BEGIN Material for this exercise
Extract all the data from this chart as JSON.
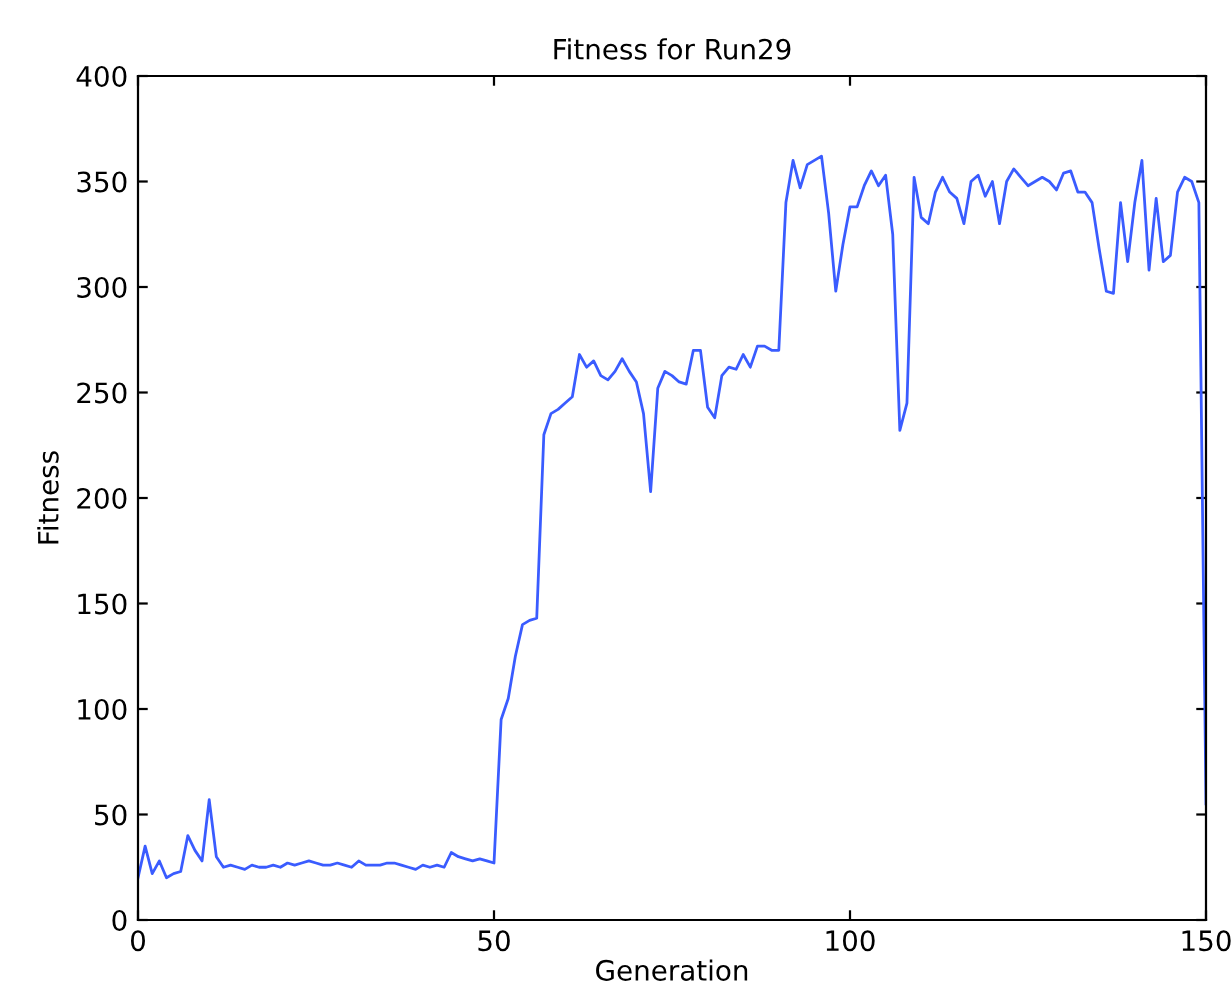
{
  "chart_data": {
    "type": "line",
    "title": "Fitness for Run29",
    "xlabel": "Generation",
    "ylabel": "Fitness",
    "xlim": [
      0,
      150
    ],
    "ylim": [
      0,
      400
    ],
    "xticks": [
      0,
      50,
      100,
      150
    ],
    "yticks": [
      0,
      50,
      100,
      150,
      200,
      250,
      300,
      350,
      400
    ],
    "grid": false,
    "legend": false,
    "series": [
      {
        "color": "#3a5cff",
        "x": [
          0,
          1,
          2,
          3,
          4,
          5,
          6,
          7,
          8,
          9,
          10,
          11,
          12,
          13,
          14,
          15,
          16,
          17,
          18,
          19,
          20,
          21,
          22,
          23,
          24,
          25,
          26,
          27,
          28,
          29,
          30,
          31,
          32,
          33,
          34,
          35,
          36,
          37,
          38,
          39,
          40,
          41,
          42,
          43,
          44,
          45,
          46,
          47,
          48,
          49,
          50,
          51,
          52,
          53,
          54,
          55,
          56,
          57,
          58,
          59,
          60,
          61,
          62,
          63,
          64,
          65,
          66,
          67,
          68,
          69,
          70,
          71,
          72,
          73,
          74,
          75,
          76,
          77,
          78,
          79,
          80,
          81,
          82,
          83,
          84,
          85,
          86,
          87,
          88,
          89,
          90,
          91,
          92,
          93,
          94,
          95,
          96,
          97,
          98,
          99,
          100,
          101,
          102,
          103,
          104,
          105,
          106,
          107,
          108,
          109,
          110,
          111,
          112,
          113,
          114,
          115,
          116,
          117,
          118,
          119,
          120,
          121,
          122,
          123,
          124,
          125,
          126,
          127,
          128,
          129,
          130,
          131,
          132,
          133,
          134,
          135,
          136,
          137,
          138,
          139,
          140,
          141,
          142,
          143,
          144,
          145,
          146,
          147,
          148,
          149,
          150
        ],
        "values": [
          20,
          35,
          22,
          28,
          20,
          22,
          23,
          40,
          33,
          28,
          57,
          30,
          25,
          26,
          25,
          24,
          26,
          25,
          25,
          26,
          25,
          27,
          26,
          27,
          28,
          27,
          26,
          26,
          27,
          26,
          25,
          28,
          26,
          26,
          26,
          27,
          27,
          26,
          25,
          24,
          26,
          25,
          26,
          25,
          32,
          30,
          29,
          28,
          29,
          28,
          27,
          95,
          105,
          125,
          140,
          142,
          143,
          230,
          240,
          242,
          245,
          248,
          268,
          262,
          265,
          258,
          256,
          260,
          266,
          260,
          255,
          240,
          203,
          252,
          260,
          258,
          255,
          254,
          270,
          270,
          243,
          238,
          258,
          262,
          261,
          268,
          262,
          272,
          272,
          270,
          270,
          340,
          360,
          347,
          358,
          360,
          362,
          335,
          298,
          320,
          338,
          338,
          348,
          355,
          348,
          353,
          325,
          232,
          245,
          352,
          333,
          330,
          345,
          352,
          345,
          342,
          330,
          350,
          353,
          343,
          350,
          330,
          350,
          356,
          352,
          348,
          350,
          352,
          350,
          346,
          354,
          355,
          345,
          345,
          340,
          318,
          298,
          297,
          340,
          312,
          340,
          360,
          308,
          342,
          312,
          315,
          345,
          352,
          350,
          340,
          55
        ]
      }
    ]
  }
}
END Material for this exercise
- **Task directions**: Images should not appear in the copy; retype the listing above exactly.

- **The response**:
Extract all the data from this chart as JSON.
{
  "chart_data": {
    "type": "line",
    "title": "Fitness for Run29",
    "xlabel": "Generation",
    "ylabel": "Fitness",
    "xlim": [
      0,
      150
    ],
    "ylim": [
      0,
      400
    ],
    "xticks": [
      0,
      50,
      100,
      150
    ],
    "yticks": [
      0,
      50,
      100,
      150,
      200,
      250,
      300,
      350,
      400
    ],
    "grid": false,
    "legend": false,
    "series": [
      {
        "color": "#3a5cff",
        "x": [
          0,
          1,
          2,
          3,
          4,
          5,
          6,
          7,
          8,
          9,
          10,
          11,
          12,
          13,
          14,
          15,
          16,
          17,
          18,
          19,
          20,
          21,
          22,
          23,
          24,
          25,
          26,
          27,
          28,
          29,
          30,
          31,
          32,
          33,
          34,
          35,
          36,
          37,
          38,
          39,
          40,
          41,
          42,
          43,
          44,
          45,
          46,
          47,
          48,
          49,
          50,
          51,
          52,
          53,
          54,
          55,
          56,
          57,
          58,
          59,
          60,
          61,
          62,
          63,
          64,
          65,
          66,
          67,
          68,
          69,
          70,
          71,
          72,
          73,
          74,
          75,
          76,
          77,
          78,
          79,
          80,
          81,
          82,
          83,
          84,
          85,
          86,
          87,
          88,
          89,
          90,
          91,
          92,
          93,
          94,
          95,
          96,
          97,
          98,
          99,
          100,
          101,
          102,
          103,
          104,
          105,
          106,
          107,
          108,
          109,
          110,
          111,
          112,
          113,
          114,
          115,
          116,
          117,
          118,
          119,
          120,
          121,
          122,
          123,
          124,
          125,
          126,
          127,
          128,
          129,
          130,
          131,
          132,
          133,
          134,
          135,
          136,
          137,
          138,
          139,
          140,
          141,
          142,
          143,
          144,
          145,
          146,
          147,
          148,
          149,
          150
        ],
        "values": [
          20,
          35,
          22,
          28,
          20,
          22,
          23,
          40,
          33,
          28,
          57,
          30,
          25,
          26,
          25,
          24,
          26,
          25,
          25,
          26,
          25,
          27,
          26,
          27,
          28,
          27,
          26,
          26,
          27,
          26,
          25,
          28,
          26,
          26,
          26,
          27,
          27,
          26,
          25,
          24,
          26,
          25,
          26,
          25,
          32,
          30,
          29,
          28,
          29,
          28,
          27,
          95,
          105,
          125,
          140,
          142,
          143,
          230,
          240,
          242,
          245,
          248,
          268,
          262,
          265,
          258,
          256,
          260,
          266,
          260,
          255,
          240,
          203,
          252,
          260,
          258,
          255,
          254,
          270,
          270,
          243,
          238,
          258,
          262,
          261,
          268,
          262,
          272,
          272,
          270,
          270,
          340,
          360,
          347,
          358,
          360,
          362,
          335,
          298,
          320,
          338,
          338,
          348,
          355,
          348,
          353,
          325,
          232,
          245,
          352,
          333,
          330,
          345,
          352,
          345,
          342,
          330,
          350,
          353,
          343,
          350,
          330,
          350,
          356,
          352,
          348,
          350,
          352,
          350,
          346,
          354,
          355,
          345,
          345,
          340,
          318,
          298,
          297,
          340,
          312,
          340,
          360,
          308,
          342,
          312,
          315,
          345,
          352,
          350,
          340,
          55
        ]
      }
    ]
  }
}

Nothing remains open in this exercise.